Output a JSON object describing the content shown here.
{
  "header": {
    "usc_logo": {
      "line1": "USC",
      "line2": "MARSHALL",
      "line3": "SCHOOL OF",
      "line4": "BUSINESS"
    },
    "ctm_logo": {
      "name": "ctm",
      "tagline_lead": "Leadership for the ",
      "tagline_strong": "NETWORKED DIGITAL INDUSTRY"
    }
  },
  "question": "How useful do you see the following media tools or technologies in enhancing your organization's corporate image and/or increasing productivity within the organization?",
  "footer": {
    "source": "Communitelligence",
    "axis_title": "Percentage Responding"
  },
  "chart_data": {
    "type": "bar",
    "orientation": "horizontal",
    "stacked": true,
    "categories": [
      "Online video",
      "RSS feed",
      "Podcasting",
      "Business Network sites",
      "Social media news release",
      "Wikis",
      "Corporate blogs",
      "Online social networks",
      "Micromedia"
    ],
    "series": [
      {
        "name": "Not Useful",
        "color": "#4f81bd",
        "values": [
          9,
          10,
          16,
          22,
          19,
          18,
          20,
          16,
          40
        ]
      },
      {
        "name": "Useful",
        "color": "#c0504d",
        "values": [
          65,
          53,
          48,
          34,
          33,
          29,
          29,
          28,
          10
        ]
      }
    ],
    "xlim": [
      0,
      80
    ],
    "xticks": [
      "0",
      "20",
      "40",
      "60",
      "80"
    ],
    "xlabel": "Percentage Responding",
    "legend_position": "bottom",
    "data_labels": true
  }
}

--

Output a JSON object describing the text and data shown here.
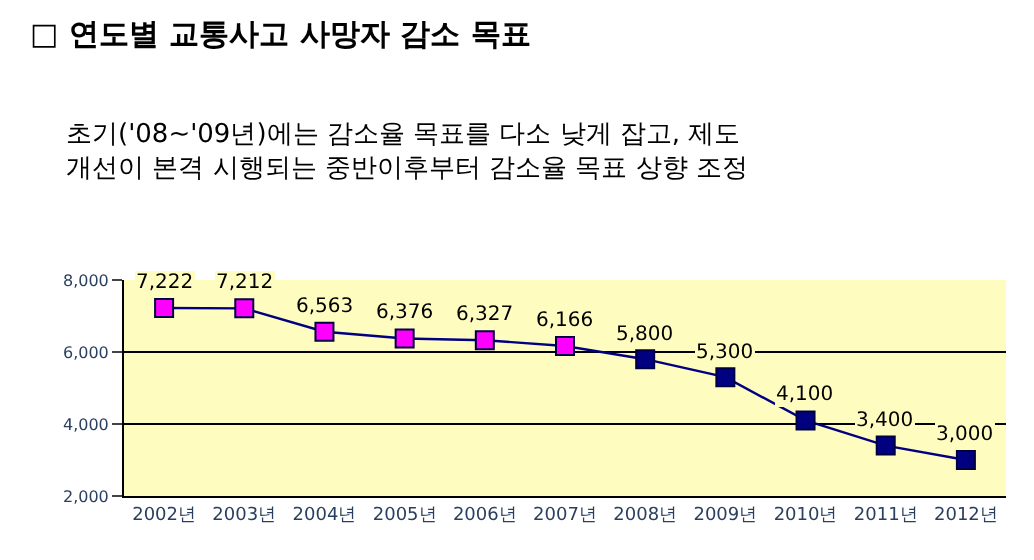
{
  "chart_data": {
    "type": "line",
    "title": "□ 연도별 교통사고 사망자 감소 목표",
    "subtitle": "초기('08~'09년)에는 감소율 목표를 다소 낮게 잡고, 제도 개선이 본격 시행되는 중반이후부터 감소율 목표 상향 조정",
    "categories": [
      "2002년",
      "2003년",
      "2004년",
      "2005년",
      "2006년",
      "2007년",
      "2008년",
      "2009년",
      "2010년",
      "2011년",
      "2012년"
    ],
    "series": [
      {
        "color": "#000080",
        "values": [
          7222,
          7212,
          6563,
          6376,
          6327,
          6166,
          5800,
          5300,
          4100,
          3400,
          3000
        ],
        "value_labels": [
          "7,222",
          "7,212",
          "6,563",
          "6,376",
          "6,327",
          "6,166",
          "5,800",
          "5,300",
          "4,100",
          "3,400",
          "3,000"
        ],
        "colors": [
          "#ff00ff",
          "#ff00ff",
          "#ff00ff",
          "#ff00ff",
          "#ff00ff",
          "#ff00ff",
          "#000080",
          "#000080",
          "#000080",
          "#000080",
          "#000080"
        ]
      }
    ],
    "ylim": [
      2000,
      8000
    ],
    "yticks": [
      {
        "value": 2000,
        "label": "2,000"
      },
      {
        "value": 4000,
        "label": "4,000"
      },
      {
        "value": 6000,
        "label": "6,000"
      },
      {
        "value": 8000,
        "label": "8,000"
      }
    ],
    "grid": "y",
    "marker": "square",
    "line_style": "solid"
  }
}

--

▶ _Required task_:
Extract each line from the listing that holds the word "name".

▶ _Reply_:
      "name": "ctm",
        "name": "Not Useful",
        "name": "Useful",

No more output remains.